Exercise prompt — Gather, from the listing beneath this task, every line holding the string "γυνὴ".

Supplied records —
§
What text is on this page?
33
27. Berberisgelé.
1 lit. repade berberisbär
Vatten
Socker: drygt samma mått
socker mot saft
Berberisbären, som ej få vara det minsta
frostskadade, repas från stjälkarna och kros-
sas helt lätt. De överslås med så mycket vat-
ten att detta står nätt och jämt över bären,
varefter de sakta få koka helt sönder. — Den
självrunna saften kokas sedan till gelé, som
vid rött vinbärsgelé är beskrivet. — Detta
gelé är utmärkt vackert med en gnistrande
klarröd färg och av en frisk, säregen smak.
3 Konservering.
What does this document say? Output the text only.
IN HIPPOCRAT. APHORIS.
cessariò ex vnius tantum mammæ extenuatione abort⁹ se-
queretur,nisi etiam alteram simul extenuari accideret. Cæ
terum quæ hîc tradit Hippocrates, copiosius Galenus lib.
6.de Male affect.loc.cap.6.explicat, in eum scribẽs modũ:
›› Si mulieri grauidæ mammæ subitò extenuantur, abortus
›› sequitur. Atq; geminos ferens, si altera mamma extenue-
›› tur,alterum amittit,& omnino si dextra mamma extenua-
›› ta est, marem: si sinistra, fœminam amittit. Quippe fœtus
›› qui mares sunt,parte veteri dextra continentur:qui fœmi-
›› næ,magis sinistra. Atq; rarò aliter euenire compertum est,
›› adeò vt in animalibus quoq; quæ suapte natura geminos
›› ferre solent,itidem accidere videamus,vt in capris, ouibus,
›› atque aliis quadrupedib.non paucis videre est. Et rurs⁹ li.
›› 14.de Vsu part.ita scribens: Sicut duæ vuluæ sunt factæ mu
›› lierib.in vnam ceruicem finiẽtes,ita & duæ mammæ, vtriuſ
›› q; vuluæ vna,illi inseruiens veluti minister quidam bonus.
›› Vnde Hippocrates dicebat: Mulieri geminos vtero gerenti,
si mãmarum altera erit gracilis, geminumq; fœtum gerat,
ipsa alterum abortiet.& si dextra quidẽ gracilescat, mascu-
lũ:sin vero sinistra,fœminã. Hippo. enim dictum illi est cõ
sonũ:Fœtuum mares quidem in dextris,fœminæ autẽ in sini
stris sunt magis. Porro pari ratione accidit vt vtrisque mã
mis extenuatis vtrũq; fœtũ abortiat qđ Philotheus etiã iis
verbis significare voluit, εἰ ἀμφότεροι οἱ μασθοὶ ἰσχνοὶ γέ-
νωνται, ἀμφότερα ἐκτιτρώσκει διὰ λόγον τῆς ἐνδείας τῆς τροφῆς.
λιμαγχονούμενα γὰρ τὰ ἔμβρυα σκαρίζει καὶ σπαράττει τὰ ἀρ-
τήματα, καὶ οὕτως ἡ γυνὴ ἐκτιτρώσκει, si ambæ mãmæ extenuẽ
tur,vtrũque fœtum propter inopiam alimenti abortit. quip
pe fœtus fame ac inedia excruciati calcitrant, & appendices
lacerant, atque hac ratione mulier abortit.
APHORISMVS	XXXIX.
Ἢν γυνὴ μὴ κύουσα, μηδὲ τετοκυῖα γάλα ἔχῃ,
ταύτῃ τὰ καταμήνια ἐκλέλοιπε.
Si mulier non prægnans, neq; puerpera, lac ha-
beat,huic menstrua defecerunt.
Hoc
§
Expected answer —
τήματα, καὶ οὕτως ἡ γυνὴ ἐκτιτρώσκει, si ambæ mãmæ extenuẽ
Ἢν γυνὴ μὴ κύουσα, μηδὲ τετοκυῖα γάλα ἔχῃ,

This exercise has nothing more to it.